> [GIVEN RECORDS]:
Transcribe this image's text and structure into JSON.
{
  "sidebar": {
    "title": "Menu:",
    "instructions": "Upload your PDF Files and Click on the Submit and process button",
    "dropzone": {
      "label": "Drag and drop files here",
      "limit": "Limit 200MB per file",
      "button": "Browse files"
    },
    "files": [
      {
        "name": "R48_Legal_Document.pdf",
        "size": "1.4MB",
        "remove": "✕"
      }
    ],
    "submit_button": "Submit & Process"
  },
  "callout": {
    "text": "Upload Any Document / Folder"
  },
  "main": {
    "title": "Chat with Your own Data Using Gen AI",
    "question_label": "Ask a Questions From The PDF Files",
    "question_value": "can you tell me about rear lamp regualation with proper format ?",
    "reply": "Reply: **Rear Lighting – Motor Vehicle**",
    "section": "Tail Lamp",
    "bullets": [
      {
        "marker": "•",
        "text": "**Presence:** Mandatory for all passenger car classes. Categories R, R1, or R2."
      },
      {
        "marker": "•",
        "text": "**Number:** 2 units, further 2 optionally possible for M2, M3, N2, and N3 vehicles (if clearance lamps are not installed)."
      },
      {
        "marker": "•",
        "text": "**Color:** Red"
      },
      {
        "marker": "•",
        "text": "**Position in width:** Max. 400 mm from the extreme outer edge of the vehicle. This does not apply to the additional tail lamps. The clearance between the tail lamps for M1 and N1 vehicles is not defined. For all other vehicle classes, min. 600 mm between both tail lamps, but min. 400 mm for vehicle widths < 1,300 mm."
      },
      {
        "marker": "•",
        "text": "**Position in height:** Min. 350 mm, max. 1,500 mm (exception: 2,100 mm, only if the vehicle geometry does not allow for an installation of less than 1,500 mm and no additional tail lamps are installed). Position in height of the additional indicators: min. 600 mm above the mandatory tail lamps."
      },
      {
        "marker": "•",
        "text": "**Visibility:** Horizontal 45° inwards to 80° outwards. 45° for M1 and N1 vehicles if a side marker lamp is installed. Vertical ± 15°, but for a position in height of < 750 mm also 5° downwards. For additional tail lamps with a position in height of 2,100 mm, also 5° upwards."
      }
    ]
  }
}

> [THE PROBLEM]: Look through the listing and extract every line with "Upload" in it.

> [SOLVED EXERCISE]:
    "instructions": "Upload your PDF Files and Click on the Submit and process button",
    "text": "Upload Any Document / Folder"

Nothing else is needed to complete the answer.